▶ **WHAT IS NEEDED**:
All of the data needs to be repeated exactly.
---------------
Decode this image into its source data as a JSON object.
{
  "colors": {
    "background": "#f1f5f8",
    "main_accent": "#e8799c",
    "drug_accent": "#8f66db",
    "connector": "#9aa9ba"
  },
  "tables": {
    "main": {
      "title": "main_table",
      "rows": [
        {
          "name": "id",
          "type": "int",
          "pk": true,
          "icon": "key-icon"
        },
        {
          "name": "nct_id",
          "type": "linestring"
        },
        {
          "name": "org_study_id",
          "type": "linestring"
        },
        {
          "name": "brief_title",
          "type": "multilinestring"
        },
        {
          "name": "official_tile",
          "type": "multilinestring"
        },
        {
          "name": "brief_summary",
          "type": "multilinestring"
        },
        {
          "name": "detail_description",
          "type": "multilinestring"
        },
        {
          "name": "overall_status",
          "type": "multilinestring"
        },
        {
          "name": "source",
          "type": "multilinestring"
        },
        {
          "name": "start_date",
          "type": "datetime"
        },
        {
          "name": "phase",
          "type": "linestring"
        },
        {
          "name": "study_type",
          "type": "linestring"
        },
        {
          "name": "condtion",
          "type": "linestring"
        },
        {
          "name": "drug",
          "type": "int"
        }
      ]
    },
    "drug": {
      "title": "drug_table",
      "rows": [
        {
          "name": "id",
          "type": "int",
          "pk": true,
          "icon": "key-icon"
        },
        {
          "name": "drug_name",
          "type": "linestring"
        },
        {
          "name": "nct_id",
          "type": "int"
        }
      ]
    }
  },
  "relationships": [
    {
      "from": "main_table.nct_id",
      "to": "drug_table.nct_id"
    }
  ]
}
---------------
▶ **THE ANSWER**:
Decode this image into its source data as a JSON object.
{
  "colors": {
    "background": "#f1f5f8",
    "main_accent": "#e8799c",
    "drug_accent": "#8f66db",
    "connector": "#9aa9ba"
  },
  "tables": {
    "main": {
      "title": "main_table",
      "rows": [
        {
          "name": "id",
          "type": "int",
          "pk": true,
          "icon": "key-icon"
        },
        {
          "name": "nct_id",
          "type": "linestring"
        },
        {
          "name": "org_study_id",
          "type": "linestring"
        },
        {
          "name": "brief_title",
          "type": "multilinestring"
        },
        {
          "name": "official_tile",
          "type": "multilinestring"
        },
        {
          "name": "brief_summary",
          "type": "multilinestring"
        },
        {
          "name": "detail_description",
          "type": "multilinestring"
        },
        {
          "name": "overall_status",
          "type": "multilinestring"
        },
        {
          "name": "source",
          "type": "multilinestring"
        },
        {
          "name": "start_date",
          "type": "datetime"
        },
        {
          "name": "phase",
          "type": "linestring"
        },
        {
          "name": "study_type",
          "type": "linestring"
        },
        {
          "name": "condtion",
          "type": "linestring"
        },
        {
          "name": "drug",
          "type": "int"
        }
      ]
    },
    "drug": {
      "title": "drug_table",
      "rows": [
        {
          "name": "id",
          "type": "int",
          "pk": true,
          "icon": "key-icon"
        },
        {
          "name": "drug_name",
          "type": "linestring"
        },
        {
          "name": "nct_id",
          "type": "int"
        }
      ]
    }
  },
  "relationships": [
    {
      "from": "main_table.nct_id",
      "to": "drug_table.nct_id"
    }
  ]
}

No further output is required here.